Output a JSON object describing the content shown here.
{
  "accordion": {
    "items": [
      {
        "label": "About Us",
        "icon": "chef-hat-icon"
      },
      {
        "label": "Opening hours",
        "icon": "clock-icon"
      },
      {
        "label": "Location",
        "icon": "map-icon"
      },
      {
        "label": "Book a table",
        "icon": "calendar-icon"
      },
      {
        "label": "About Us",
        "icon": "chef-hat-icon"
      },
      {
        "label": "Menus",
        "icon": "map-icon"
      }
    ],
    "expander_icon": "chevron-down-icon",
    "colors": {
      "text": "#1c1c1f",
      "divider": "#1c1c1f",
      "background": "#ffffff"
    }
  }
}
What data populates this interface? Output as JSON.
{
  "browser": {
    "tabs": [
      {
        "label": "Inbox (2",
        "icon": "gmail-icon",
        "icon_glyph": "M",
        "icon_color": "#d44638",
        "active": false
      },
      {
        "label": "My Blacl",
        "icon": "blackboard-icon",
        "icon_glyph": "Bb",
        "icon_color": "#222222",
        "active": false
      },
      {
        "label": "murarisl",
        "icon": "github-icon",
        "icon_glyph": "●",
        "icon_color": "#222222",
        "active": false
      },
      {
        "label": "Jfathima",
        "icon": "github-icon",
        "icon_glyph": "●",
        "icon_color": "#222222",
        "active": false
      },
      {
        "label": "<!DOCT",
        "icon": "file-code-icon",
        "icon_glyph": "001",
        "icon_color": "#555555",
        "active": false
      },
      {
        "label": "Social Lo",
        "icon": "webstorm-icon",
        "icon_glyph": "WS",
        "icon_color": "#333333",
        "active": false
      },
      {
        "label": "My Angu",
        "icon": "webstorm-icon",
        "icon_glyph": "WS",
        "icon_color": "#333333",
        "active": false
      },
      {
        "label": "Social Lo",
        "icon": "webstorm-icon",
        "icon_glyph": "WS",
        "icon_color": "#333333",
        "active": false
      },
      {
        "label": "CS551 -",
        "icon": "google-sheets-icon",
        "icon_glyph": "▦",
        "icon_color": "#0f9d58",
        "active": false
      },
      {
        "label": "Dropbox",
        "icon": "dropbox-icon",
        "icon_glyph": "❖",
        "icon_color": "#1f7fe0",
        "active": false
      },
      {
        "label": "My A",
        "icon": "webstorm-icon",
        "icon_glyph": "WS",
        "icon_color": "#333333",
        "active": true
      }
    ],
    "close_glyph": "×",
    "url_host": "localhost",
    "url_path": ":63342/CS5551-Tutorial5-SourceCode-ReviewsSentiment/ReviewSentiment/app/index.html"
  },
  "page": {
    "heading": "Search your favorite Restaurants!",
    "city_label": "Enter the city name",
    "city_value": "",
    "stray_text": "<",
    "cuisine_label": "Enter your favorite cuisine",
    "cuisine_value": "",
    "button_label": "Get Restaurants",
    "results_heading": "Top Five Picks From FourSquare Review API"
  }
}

━━━━━━━━

**To be done:** Give the count of lines in the listing that hold the word "JSON", with no other text.

**Full response:** 2